--- DATA RECORDS Enclosed Below ---

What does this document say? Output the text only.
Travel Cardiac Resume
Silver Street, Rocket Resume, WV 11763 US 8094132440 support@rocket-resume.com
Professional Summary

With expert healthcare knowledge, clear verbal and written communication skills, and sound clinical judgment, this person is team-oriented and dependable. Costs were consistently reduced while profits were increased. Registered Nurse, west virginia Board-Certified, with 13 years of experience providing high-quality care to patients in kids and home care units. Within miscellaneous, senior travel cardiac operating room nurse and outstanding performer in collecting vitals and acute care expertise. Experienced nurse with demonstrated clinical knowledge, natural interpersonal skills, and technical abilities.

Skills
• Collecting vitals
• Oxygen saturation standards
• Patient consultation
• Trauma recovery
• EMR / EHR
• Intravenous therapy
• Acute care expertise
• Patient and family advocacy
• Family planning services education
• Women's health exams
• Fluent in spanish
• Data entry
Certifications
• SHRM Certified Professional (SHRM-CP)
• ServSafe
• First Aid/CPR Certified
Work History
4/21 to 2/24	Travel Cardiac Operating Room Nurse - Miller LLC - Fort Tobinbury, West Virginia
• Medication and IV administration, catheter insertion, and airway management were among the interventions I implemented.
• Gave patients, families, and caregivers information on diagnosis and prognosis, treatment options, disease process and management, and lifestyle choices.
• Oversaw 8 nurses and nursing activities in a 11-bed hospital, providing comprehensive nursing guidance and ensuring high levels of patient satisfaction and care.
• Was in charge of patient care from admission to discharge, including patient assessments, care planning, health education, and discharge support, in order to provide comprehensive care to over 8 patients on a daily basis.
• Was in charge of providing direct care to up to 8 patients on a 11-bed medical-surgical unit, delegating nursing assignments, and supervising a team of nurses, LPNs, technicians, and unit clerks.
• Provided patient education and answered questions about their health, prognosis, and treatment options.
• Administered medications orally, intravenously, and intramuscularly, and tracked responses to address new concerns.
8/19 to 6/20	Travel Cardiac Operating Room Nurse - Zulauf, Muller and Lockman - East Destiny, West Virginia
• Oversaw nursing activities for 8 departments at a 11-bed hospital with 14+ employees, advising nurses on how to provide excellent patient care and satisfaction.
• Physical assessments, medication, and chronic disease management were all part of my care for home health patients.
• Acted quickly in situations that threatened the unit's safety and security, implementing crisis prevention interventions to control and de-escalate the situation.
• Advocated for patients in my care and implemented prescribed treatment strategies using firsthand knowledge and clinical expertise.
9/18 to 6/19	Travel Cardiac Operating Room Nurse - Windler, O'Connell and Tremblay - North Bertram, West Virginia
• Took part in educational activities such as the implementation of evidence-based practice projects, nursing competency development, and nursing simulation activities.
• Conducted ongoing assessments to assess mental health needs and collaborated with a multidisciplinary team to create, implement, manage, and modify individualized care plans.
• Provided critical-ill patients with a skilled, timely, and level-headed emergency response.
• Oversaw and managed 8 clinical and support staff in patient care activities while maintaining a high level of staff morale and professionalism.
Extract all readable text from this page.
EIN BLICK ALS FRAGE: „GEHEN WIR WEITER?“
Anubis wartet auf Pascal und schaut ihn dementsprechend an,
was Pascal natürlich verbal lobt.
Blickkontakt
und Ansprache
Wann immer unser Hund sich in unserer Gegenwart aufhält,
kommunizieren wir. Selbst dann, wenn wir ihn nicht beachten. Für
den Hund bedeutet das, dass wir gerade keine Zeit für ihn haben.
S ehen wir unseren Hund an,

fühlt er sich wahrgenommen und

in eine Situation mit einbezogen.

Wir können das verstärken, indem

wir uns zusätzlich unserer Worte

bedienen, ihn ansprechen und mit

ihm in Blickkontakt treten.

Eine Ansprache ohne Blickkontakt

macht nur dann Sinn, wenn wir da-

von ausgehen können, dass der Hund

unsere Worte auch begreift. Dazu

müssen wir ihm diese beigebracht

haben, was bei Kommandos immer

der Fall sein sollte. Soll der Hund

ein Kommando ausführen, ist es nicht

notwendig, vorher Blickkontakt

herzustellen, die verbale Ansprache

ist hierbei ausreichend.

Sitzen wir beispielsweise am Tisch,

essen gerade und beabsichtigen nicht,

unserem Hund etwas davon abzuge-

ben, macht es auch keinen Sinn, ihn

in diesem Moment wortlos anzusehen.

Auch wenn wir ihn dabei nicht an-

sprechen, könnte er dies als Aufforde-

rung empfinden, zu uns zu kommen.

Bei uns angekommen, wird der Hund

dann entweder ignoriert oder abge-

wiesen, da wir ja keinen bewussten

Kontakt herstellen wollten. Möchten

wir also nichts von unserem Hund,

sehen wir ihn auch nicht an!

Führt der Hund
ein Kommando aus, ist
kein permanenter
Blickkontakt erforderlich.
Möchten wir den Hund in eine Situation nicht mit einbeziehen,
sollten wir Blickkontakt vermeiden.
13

--- End of Enclosed DATA RECORDS ---

WORK ITEM:
Set out every record in full, exactly as given.

SOLUTION FOR THIS PROBLEM:
What does this document say? Output the text only.
Travel Cardiac Resume
Silver Street, Rocket Resume, WV 11763 US 8094132440 support@rocket-resume.com
Professional Summary

With expert healthcare knowledge, clear verbal and written communication skills, and sound clinical judgment, this person is team-oriented and dependable. Costs were consistently reduced while profits were increased. Registered Nurse, west virginia Board-Certified, with 13 years of experience providing high-quality care to patients in kids and home care units. Within miscellaneous, senior travel cardiac operating room nurse and outstanding performer in collecting vitals and acute care expertise. Experienced nurse with demonstrated clinical knowledge, natural interpersonal skills, and technical abilities.

Skills
• Collecting vitals
• Oxygen saturation standards
• Patient consultation
• Trauma recovery
• EMR / EHR
• Intravenous therapy
• Acute care expertise
• Patient and family advocacy
• Family planning services education
• Women's health exams
• Fluent in spanish
• Data entry
Certifications
• SHRM Certified Professional (SHRM-CP)
• ServSafe
• First Aid/CPR Certified
Work History
4/21 to 2/24	Travel Cardiac Operating Room Nurse - Miller LLC - Fort Tobinbury, West Virginia
• Medication and IV administration, catheter insertion, and airway management were among the interventions I implemented.
• Gave patients, families, and caregivers information on diagnosis and prognosis, treatment options, disease process and management, and lifestyle choices.
• Oversaw 8 nurses and nursing activities in a 11-bed hospital, providing comprehensive nursing guidance and ensuring high levels of patient satisfaction and care.
• Was in charge of patient care from admission to discharge, including patient assessments, care planning, health education, and discharge support, in order to provide comprehensive care to over 8 patients on a daily basis.
• Was in charge of providing direct care to up to 8 patients on a 11-bed medical-surgical unit, delegating nursing assignments, and supervising a team of nurses, LPNs, technicians, and unit clerks.
• Provided patient education and answered questions about their health, prognosis, and treatment options.
• Administered medications orally, intravenously, and intramuscularly, and tracked responses to address new concerns.
8/19 to 6/20	Travel Cardiac Operating Room Nurse - Zulauf, Muller and Lockman - East Destiny, West Virginia
• Oversaw nursing activities for 8 departments at a 11-bed hospital with 14+ employees, advising nurses on how to provide excellent patient care and satisfaction.
• Physical assessments, medication, and chronic disease management were all part of my care for home health patients.
• Acted quickly in situations that threatened the unit's safety and security, implementing crisis prevention interventions to control and de-escalate the situation.
• Advocated for patients in my care and implemented prescribed treatment strategies using firsthand knowledge and clinical expertise.
9/18 to 6/19	Travel Cardiac Operating Room Nurse - Windler, O'Connell and Tremblay - North Bertram, West Virginia
• Took part in educational activities such as the implementation of evidence-based practice projects, nursing competency development, and nursing simulation activities.
• Conducted ongoing assessments to assess mental health needs and collaborated with a multidisciplinary team to create, implement, manage, and modify individualized care plans.
• Provided critical-ill patients with a skilled, timely, and level-headed emergency response.
• Oversaw and managed 8 clinical and support staff in patient care activities while maintaining a high level of staff morale and professionalism.
Extract all readable text from this page.
EIN BLICK ALS FRAGE: „GEHEN WIR WEITER?“
Anubis wartet auf Pascal und schaut ihn dementsprechend an,
was Pascal natürlich verbal lobt.
Blickkontakt
und Ansprache
Wann immer unser Hund sich in unserer Gegenwart aufhält,
kommunizieren wir. Selbst dann, wenn wir ihn nicht beachten. Für
den Hund bedeutet das, dass wir gerade keine Zeit für ihn haben.
S ehen wir unseren Hund an,

fühlt er sich wahrgenommen und

in eine Situation mit einbezogen.

Wir können das verstärken, indem

wir uns zusätzlich unserer Worte

bedienen, ihn ansprechen und mit

ihm in Blickkontakt treten.

Eine Ansprache ohne Blickkontakt

macht nur dann Sinn, wenn wir da-

von ausgehen können, dass der Hund

unsere Worte auch begreift. Dazu

müssen wir ihm diese beigebracht

haben, was bei Kommandos immer

der Fall sein sollte. Soll der Hund

ein Kommando ausführen, ist es nicht

notwendig, vorher Blickkontakt

herzustellen, die verbale Ansprache

ist hierbei ausreichend.

Sitzen wir beispielsweise am Tisch,

essen gerade und beabsichtigen nicht,

unserem Hund etwas davon abzuge-

ben, macht es auch keinen Sinn, ihn

in diesem Moment wortlos anzusehen.

Auch wenn wir ihn dabei nicht an-

sprechen, könnte er dies als Aufforde-

rung empfinden, zu uns zu kommen.

Bei uns angekommen, wird der Hund

dann entweder ignoriert oder abge-

wiesen, da wir ja keinen bewussten

Kontakt herstellen wollten. Möchten

wir also nichts von unserem Hund,

sehen wir ihn auch nicht an!

Führt der Hund
ein Kommando aus, ist
kein permanenter
Blickkontakt erforderlich.
Möchten wir den Hund in eine Situation nicht mit einbeziehen,
sollten wir Blickkontakt vermeiden.
13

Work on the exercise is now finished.